- _STATED GOAL_: Go through the records and give each one again exactly.

— START DATA FOR THIS TASK —

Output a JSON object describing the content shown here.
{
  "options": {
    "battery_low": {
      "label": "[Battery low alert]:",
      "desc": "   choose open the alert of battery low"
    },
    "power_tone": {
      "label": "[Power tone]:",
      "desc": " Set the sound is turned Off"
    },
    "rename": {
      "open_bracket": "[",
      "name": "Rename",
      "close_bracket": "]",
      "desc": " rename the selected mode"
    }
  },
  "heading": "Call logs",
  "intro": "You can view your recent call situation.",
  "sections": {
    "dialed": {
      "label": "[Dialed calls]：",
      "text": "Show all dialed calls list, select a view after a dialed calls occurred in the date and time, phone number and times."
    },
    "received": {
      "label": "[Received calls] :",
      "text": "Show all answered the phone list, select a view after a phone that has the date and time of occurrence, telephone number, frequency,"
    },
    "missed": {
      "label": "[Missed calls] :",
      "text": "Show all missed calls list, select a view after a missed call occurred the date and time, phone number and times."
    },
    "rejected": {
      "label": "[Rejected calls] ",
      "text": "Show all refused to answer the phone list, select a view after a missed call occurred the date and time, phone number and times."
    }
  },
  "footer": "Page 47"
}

— END DATA FOR THIS TASK —

- _EXERCISE SOLUTION_:
Output a JSON object describing the content shown here.
{
  "options": {
    "battery_low": {
      "label": "[Battery low alert]:",
      "desc": "   choose open the alert of battery low"
    },
    "power_tone": {
      "label": "[Power tone]:",
      "desc": " Set the sound is turned Off"
    },
    "rename": {
      "open_bracket": "[",
      "name": "Rename",
      "close_bracket": "]",
      "desc": " rename the selected mode"
    }
  },
  "heading": "Call logs",
  "intro": "You can view your recent call situation.",
  "sections": {
    "dialed": {
      "label": "[Dialed calls]：",
      "text": "Show all dialed calls list, select a view after a dialed calls occurred in the date and time, phone number and times."
    },
    "received": {
      "label": "[Received calls] :",
      "text": "Show all answered the phone list, select a view after a phone that has the date and time of occurrence, telephone number, frequency,"
    },
    "missed": {
      "label": "[Missed calls] :",
      "text": "Show all missed calls list, select a view after a missed call occurred the date and time, phone number and times."
    },
    "rejected": {
      "label": "[Rejected calls] ",
      "text": "Show all refused to answer the phone list, select a view after a missed call occurred the date and time, phone number and times."
    }
  },
  "footer": "Page 47"
}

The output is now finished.